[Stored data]

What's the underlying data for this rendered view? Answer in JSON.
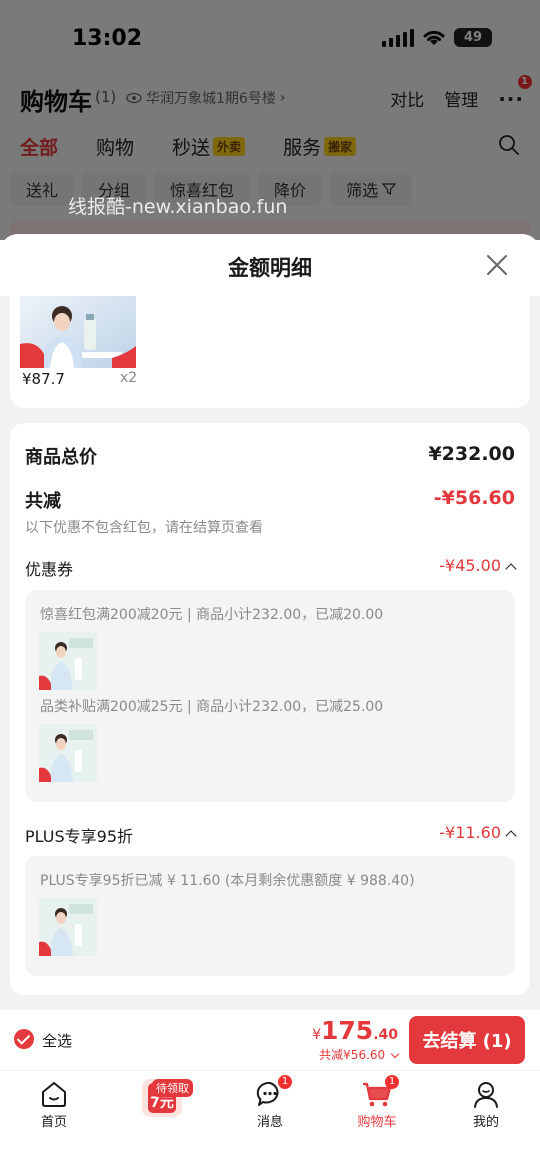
{
  "status": {
    "time": "13:02",
    "battery": "49"
  },
  "cart_page": {
    "title": "购物车",
    "count": "(1)",
    "location": "华润万象城1期6号楼",
    "compare": "对比",
    "manage": "管理",
    "more_badge": "1",
    "tabs": [
      {
        "label": "全部"
      },
      {
        "label": "购物"
      },
      {
        "label": "秒送",
        "tag": "外卖"
      },
      {
        "label": "服务",
        "tag": "搬家"
      }
    ],
    "filters": [
      "送礼",
      "分组",
      "惊喜红包",
      "降价",
      "筛选"
    ],
    "watermark": "线报酷-new.xianbao.fun"
  },
  "sheet": {
    "title": "金额明细",
    "item": {
      "price": "¥87.7",
      "qty": "x2"
    },
    "total_label": "商品总价",
    "total_value": "¥232.00",
    "reduce_label": "共减",
    "reduce_value": "-¥56.60",
    "note": "以下优惠不包含红包，请在结算页查看",
    "coupon_label": "优惠券",
    "coupon_value": "-¥45.00",
    "coupon_lines": [
      "惊喜红包满200减20元 | 商品小计232.00，已减20.00",
      "品类补贴满200减25元 | 商品小计232.00，已减25.00"
    ],
    "plus_label": "PLUS专享95折",
    "plus_value": "-¥11.60",
    "plus_line": "PLUS专享95折已减 ¥ 11.60 (本月剩余优惠额度 ¥ 988.40)"
  },
  "checkout": {
    "select_all": "全选",
    "currency": "¥",
    "price_int": "175",
    "price_dec": ".40",
    "saved": "共减¥56.60",
    "button": "去结算 (1)"
  },
  "tabbar": {
    "reward_tag": "待领取",
    "items": [
      {
        "label": "首页"
      },
      {
        "label": ""
      },
      {
        "label": "消息",
        "badge": "1"
      },
      {
        "label": "购物车",
        "badge": "1"
      },
      {
        "label": "我的"
      }
    ]
  },
  "colors": {
    "accent": "#e4393c",
    "sheet_bg": "#f2f2f2",
    "subbox_bg": "#f4f4f4"
  }
}
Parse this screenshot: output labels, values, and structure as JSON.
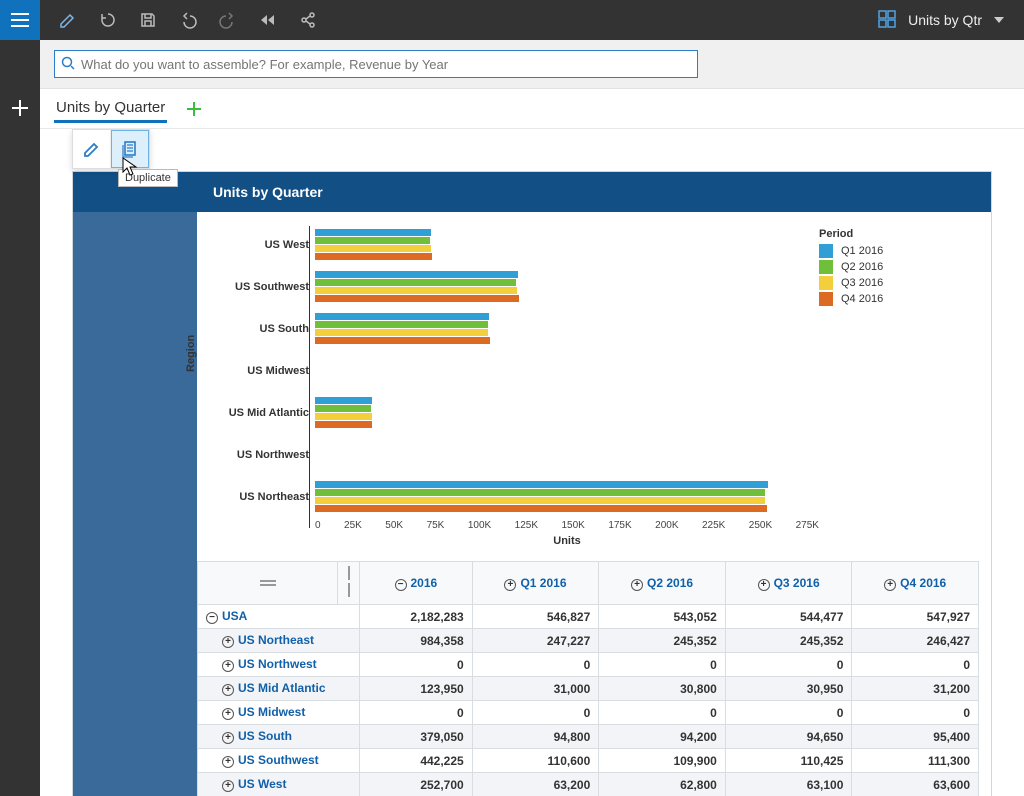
{
  "topbar": {
    "view_label": "Units by Qtr"
  },
  "search": {
    "placeholder": "What do you want to assemble? For example, Revenue by Year"
  },
  "tab": {
    "label": "Units by Quarter"
  },
  "popover": {
    "tooltip": "Duplicate"
  },
  "card": {
    "title": "Units by Quarter"
  },
  "legend": {
    "title": "Period",
    "items": [
      "Q1 2016",
      "Q2 2016",
      "Q3 2016",
      "Q4 2016"
    ]
  },
  "colors": {
    "q1": "#2f9fd6",
    "q2": "#6fbf3a",
    "q3": "#f4cf3c",
    "q4": "#dd6a22"
  },
  "axis": {
    "xlabel": "Units",
    "ylabel": "Region"
  },
  "ticks": [
    "0",
    "25K",
    "50K",
    "75K",
    "100K",
    "125K",
    "150K",
    "175K",
    "200K",
    "225K",
    "250K",
    "275K"
  ],
  "table": {
    "year": "2016",
    "cols": [
      "Q1 2016",
      "Q2 2016",
      "Q3 2016",
      "Q4 2016"
    ],
    "rows": [
      {
        "label": "USA",
        "total": "2,182,283",
        "v": [
          "546,827",
          "543,052",
          "544,477",
          "547,927"
        ],
        "indent": 0,
        "expand": "-"
      },
      {
        "label": "US Northeast",
        "total": "984,358",
        "v": [
          "247,227",
          "245,352",
          "245,352",
          "246,427"
        ],
        "indent": 1,
        "expand": "+"
      },
      {
        "label": "US Northwest",
        "total": "0",
        "v": [
          "0",
          "0",
          "0",
          "0"
        ],
        "indent": 1,
        "expand": "+"
      },
      {
        "label": "US Mid Atlantic",
        "total": "123,950",
        "v": [
          "31,000",
          "30,800",
          "30,950",
          "31,200"
        ],
        "indent": 1,
        "expand": "+"
      },
      {
        "label": "US Midwest",
        "total": "0",
        "v": [
          "0",
          "0",
          "0",
          "0"
        ],
        "indent": 1,
        "expand": "+"
      },
      {
        "label": "US South",
        "total": "379,050",
        "v": [
          "94,800",
          "94,200",
          "94,650",
          "95,400"
        ],
        "indent": 1,
        "expand": "+"
      },
      {
        "label": "US Southwest",
        "total": "442,225",
        "v": [
          "110,600",
          "109,900",
          "110,425",
          "111,300"
        ],
        "indent": 1,
        "expand": "+"
      },
      {
        "label": "US West",
        "total": "252,700",
        "v": [
          "63,200",
          "62,800",
          "63,100",
          "63,600"
        ],
        "indent": 1,
        "expand": "+"
      }
    ]
  },
  "chart_data": {
    "type": "bar",
    "orientation": "horizontal",
    "grouped": true,
    "title": "Units by Quarter",
    "xlabel": "Units",
    "ylabel": "Region",
    "xlim": [
      0,
      275000
    ],
    "xticks": [
      0,
      25000,
      50000,
      75000,
      100000,
      125000,
      150000,
      175000,
      200000,
      225000,
      250000,
      275000
    ],
    "categories": [
      "US West",
      "US Southwest",
      "US South",
      "US Midwest",
      "US Mid Atlantic",
      "US Northwest",
      "US Northeast"
    ],
    "series": [
      {
        "name": "Q1 2016",
        "color": "#2f9fd6",
        "values": [
          63200,
          110600,
          94800,
          0,
          31000,
          0,
          247227
        ]
      },
      {
        "name": "Q2 2016",
        "color": "#6fbf3a",
        "values": [
          62800,
          109900,
          94200,
          0,
          30800,
          0,
          245352
        ]
      },
      {
        "name": "Q3 2016",
        "color": "#f4cf3c",
        "values": [
          63100,
          110425,
          94650,
          0,
          30950,
          0,
          245352
        ]
      },
      {
        "name": "Q4 2016",
        "color": "#dd6a22",
        "values": [
          63600,
          111300,
          95400,
          0,
          31200,
          0,
          246427
        ]
      }
    ],
    "legend": {
      "title": "Period",
      "position": "right"
    }
  }
}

DIRECTIONS FOR THIS TASK -
Write out the entries again, exactly as given, skipping any images.

WORKED SOLUTION -
What's the underlying data for this rendered view? Answer in JSON.
{
  "status": {
    "time": "13:02",
    "battery": "49"
  },
  "cart_page": {
    "title": "购物车",
    "count": "(1)",
    "location": "华润万象城1期6号楼",
    "compare": "对比",
    "manage": "管理",
    "more_badge": "1",
    "tabs": [
      {
        "label": "全部"
      },
      {
        "label": "购物"
      },
      {
        "label": "秒送",
        "tag": "外卖"
      },
      {
        "label": "服务",
        "tag": "搬家"
      }
    ],
    "filters": [
      "送礼",
      "分组",
      "惊喜红包",
      "降价",
      "筛选"
    ],
    "watermark": "线报酷-new.xianbao.fun"
  },
  "sheet": {
    "title": "金额明细",
    "item": {
      "price": "¥87.7",
      "qty": "x2"
    },
    "total_label": "商品总价",
    "total_value": "¥232.00",
    "reduce_label": "共减",
    "reduce_value": "-¥56.60",
    "note": "以下优惠不包含红包，请在结算页查看",
    "coupon_label": "优惠券",
    "coupon_value": "-¥45.00",
    "coupon_lines": [
      "惊喜红包满200减20元 | 商品小计232.00，已减20.00",
      "品类补贴满200减25元 | 商品小计232.00，已减25.00"
    ],
    "plus_label": "PLUS专享95折",
    "plus_value": "-¥11.60",
    "plus_line": "PLUS专享95折已减 ¥ 11.60 (本月剩余优惠额度 ¥ 988.40)"
  },
  "checkout": {
    "select_all": "全选",
    "currency": "¥",
    "price_int": "175",
    "price_dec": ".40",
    "saved": "共减¥56.60",
    "button": "去结算 (1)"
  },
  "tabbar": {
    "reward_tag": "待领取",
    "items": [
      {
        "label": "首页"
      },
      {
        "label": ""
      },
      {
        "label": "消息",
        "badge": "1"
      },
      {
        "label": "购物车",
        "badge": "1"
      },
      {
        "label": "我的"
      }
    ]
  },
  "colors": {
    "accent": "#e4393c",
    "sheet_bg": "#f2f2f2",
    "subbox_bg": "#f4f4f4"
  }
}
Parse this screenshot: output labels, values, and structure as JSON.
{
  "topbar": {
    "view_label": "Units by Qtr"
  },
  "search": {
    "placeholder": "What do you want to assemble? For example, Revenue by Year"
  },
  "tab": {
    "label": "Units by Quarter"
  },
  "popover": {
    "tooltip": "Duplicate"
  },
  "card": {
    "title": "Units by Quarter"
  },
  "legend": {
    "title": "Period",
    "items": [
      "Q1 2016",
      "Q2 2016",
      "Q3 2016",
      "Q4 2016"
    ]
  },
  "colors": {
    "q1": "#2f9fd6",
    "q2": "#6fbf3a",
    "q3": "#f4cf3c",
    "q4": "#dd6a22"
  },
  "axis": {
    "xlabel": "Units",
    "ylabel": "Region"
  },
  "ticks": [
    "0",
    "25K",
    "50K",
    "75K",
    "100K",
    "125K",
    "150K",
    "175K",
    "200K",
    "225K",
    "250K",
    "275K"
  ],
  "table": {
    "year": "2016",
    "cols": [
      "Q1 2016",
      "Q2 2016",
      "Q3 2016",
      "Q4 2016"
    ],
    "rows": [
      {
        "label": "USA",
        "total": "2,182,283",
        "v": [
          "546,827",
          "543,052",
          "544,477",
          "547,927"
        ],
        "indent": 0,
        "expand": "-"
      },
      {
        "label": "US Northeast",
        "total": "984,358",
        "v": [
          "247,227",
          "245,352",
          "245,352",
          "246,427"
        ],
        "indent": 1,
        "expand": "+"
      },
      {
        "label": "US Northwest",
        "total": "0",
        "v": [
          "0",
          "0",
          "0",
          "0"
        ],
        "indent": 1,
        "expand": "+"
      },
      {
        "label": "US Mid Atlantic",
        "total": "123,950",
        "v": [
          "31,000",
          "30,800",
          "30,950",
          "31,200"
        ],
        "indent": 1,
        "expand": "+"
      },
      {
        "label": "US Midwest",
        "total": "0",
        "v": [
          "0",
          "0",
          "0",
          "0"
        ],
        "indent": 1,
        "expand": "+"
      },
      {
        "label": "US South",
        "total": "379,050",
        "v": [
          "94,800",
          "94,200",
          "94,650",
          "95,400"
        ],
        "indent": 1,
        "expand": "+"
      },
      {
        "label": "US Southwest",
        "total": "442,225",
        "v": [
          "110,600",
          "109,900",
          "110,425",
          "111,300"
        ],
        "indent": 1,
        "expand": "+"
      },
      {
        "label": "US West",
        "total": "252,700",
        "v": [
          "63,200",
          "62,800",
          "63,100",
          "63,600"
        ],
        "indent": 1,
        "expand": "+"
      }
    ]
  },
  "chart_data": {
    "type": "bar",
    "orientation": "horizontal",
    "grouped": true,
    "title": "Units by Quarter",
    "xlabel": "Units",
    "ylabel": "Region",
    "xlim": [
      0,
      275000
    ],
    "xticks": [
      0,
      25000,
      50000,
      75000,
      100000,
      125000,
      150000,
      175000,
      200000,
      225000,
      250000,
      275000
    ],
    "categories": [
      "US West",
      "US Southwest",
      "US South",
      "US Midwest",
      "US Mid Atlantic",
      "US Northwest",
      "US Northeast"
    ],
    "series": [
      {
        "name": "Q1 2016",
        "color": "#2f9fd6",
        "values": [
          63200,
          110600,
          94800,
          0,
          31000,
          0,
          247227
        ]
      },
      {
        "name": "Q2 2016",
        "color": "#6fbf3a",
        "values": [
          62800,
          109900,
          94200,
          0,
          30800,
          0,
          245352
        ]
      },
      {
        "name": "Q3 2016",
        "color": "#f4cf3c",
        "values": [
          63100,
          110425,
          94650,
          0,
          30950,
          0,
          245352
        ]
      },
      {
        "name": "Q4 2016",
        "color": "#dd6a22",
        "values": [
          63600,
          111300,
          95400,
          0,
          31200,
          0,
          246427
        ]
      }
    ],
    "legend": {
      "title": "Period",
      "position": "right"
    }
  }
}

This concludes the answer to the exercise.